* INSTRUCTION: Print the entries below word for word; the pictures stay out of your copy.

[Stored entries]
-- Begin --

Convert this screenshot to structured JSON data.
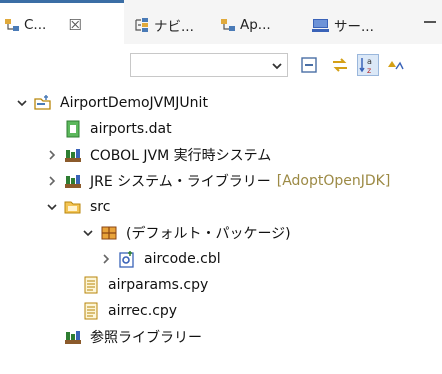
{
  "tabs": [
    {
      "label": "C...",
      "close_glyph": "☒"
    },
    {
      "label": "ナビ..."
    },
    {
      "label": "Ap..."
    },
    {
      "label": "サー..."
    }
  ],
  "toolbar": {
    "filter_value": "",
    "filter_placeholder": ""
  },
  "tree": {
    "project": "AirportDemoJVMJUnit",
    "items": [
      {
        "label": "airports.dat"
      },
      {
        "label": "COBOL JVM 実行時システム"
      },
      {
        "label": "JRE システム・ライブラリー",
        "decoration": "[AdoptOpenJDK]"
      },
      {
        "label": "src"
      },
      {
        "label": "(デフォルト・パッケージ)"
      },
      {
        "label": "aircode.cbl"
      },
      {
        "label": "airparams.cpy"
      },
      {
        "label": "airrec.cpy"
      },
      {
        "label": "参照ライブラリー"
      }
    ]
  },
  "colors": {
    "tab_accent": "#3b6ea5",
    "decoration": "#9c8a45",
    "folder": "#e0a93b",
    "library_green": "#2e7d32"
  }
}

-- End --

* EXPECTED OUTPUT:
Convert this screenshot to structured JSON data.
{
  "tabs": [
    {
      "label": "C...",
      "close_glyph": "☒"
    },
    {
      "label": "ナビ..."
    },
    {
      "label": "Ap..."
    },
    {
      "label": "サー..."
    }
  ],
  "toolbar": {
    "filter_value": "",
    "filter_placeholder": ""
  },
  "tree": {
    "project": "AirportDemoJVMJUnit",
    "items": [
      {
        "label": "airports.dat"
      },
      {
        "label": "COBOL JVM 実行時システム"
      },
      {
        "label": "JRE システム・ライブラリー",
        "decoration": "[AdoptOpenJDK]"
      },
      {
        "label": "src"
      },
      {
        "label": "(デフォルト・パッケージ)"
      },
      {
        "label": "aircode.cbl"
      },
      {
        "label": "airparams.cpy"
      },
      {
        "label": "airrec.cpy"
      },
      {
        "label": "参照ライブラリー"
      }
    ]
  },
  "colors": {
    "tab_accent": "#3b6ea5",
    "decoration": "#9c8a45",
    "folder": "#e0a93b",
    "library_green": "#2e7d32"
  }
}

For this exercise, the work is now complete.